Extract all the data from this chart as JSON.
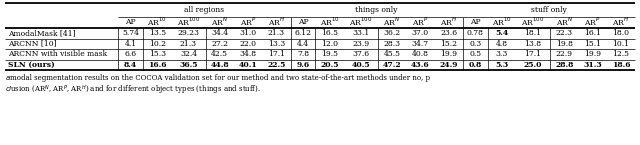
{
  "headers_top": [
    "all regions",
    "things only",
    "stuff only"
  ],
  "row_labels": [
    "AmodalMask [41]",
    "ARCNN [10]",
    "ARCNN with visible mask",
    "SLN (ours)"
  ],
  "row_bold": [
    false,
    false,
    false,
    true
  ],
  "data": [
    [
      "5.74",
      "13.5",
      "29.23",
      "34.4",
      "31.0",
      "21.3",
      "6.12",
      "16.5",
      "33.1",
      "36.2",
      "37.0",
      "23.6",
      "0.78",
      "5.4",
      "18.1",
      "22.3",
      "16.1",
      "18.0"
    ],
    [
      "4.1",
      "10.2",
      "21.3",
      "27.2",
      "22.0",
      "13.3",
      "4.4",
      "12.0",
      "23.9",
      "28.3",
      "34.7",
      "15.2",
      "0.3",
      "4.8",
      "13.8",
      "19.8",
      "15.1",
      "10.1"
    ],
    [
      "6.6",
      "15.3",
      "32.4",
      "42.5",
      "34.8",
      "17.1",
      "7.8",
      "19.5",
      "37.6",
      "45.5",
      "40.8",
      "19.9",
      "0.5",
      "3.3",
      "17.1",
      "22.9",
      "19.9",
      "12.5"
    ],
    [
      "8.4",
      "16.6",
      "36.5",
      "44.8",
      "40.1",
      "22.5",
      "9.6",
      "20.5",
      "40.5",
      "47.2",
      "43.6",
      "24.9",
      "0.8",
      "5.3",
      "25.0",
      "28.8",
      "31.3",
      "18.6"
    ]
  ],
  "col_bold": [
    [
      false,
      false,
      false,
      false,
      false,
      false,
      false,
      false,
      false,
      false,
      false,
      false,
      false,
      true,
      false,
      false,
      false,
      false
    ],
    [
      false,
      false,
      false,
      false,
      false,
      false,
      false,
      false,
      false,
      false,
      false,
      false,
      false,
      false,
      false,
      false,
      false,
      false
    ],
    [
      false,
      false,
      false,
      false,
      false,
      false,
      false,
      false,
      false,
      false,
      false,
      false,
      false,
      false,
      false,
      false,
      false,
      false
    ],
    [
      true,
      true,
      true,
      true,
      true,
      true,
      true,
      true,
      true,
      true,
      true,
      true,
      false,
      false,
      true,
      true,
      true,
      true
    ]
  ],
  "cap_italic1": "a",
  "cap_text1": "modal segmentation results on the COCOA validation set for our method and two state-of-the-art methods under no, p",
  "cap_italic2": "cl",
  "cap_text2": "usion (AR",
  "cap_text2b": ", AR",
  "cap_text2c": ", AR",
  "cap_text2d": ") and for different object types (things and stuff).",
  "fig_w": 6.4,
  "fig_h": 1.45,
  "fs_header": 5.5,
  "fs_data": 5.5,
  "fs_caption": 5.0
}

* * * * * * *

Where a line holds "stuff", copy it out.

    "stuff only"
  "cap_text2d": ") and for different object types (things and stuff).",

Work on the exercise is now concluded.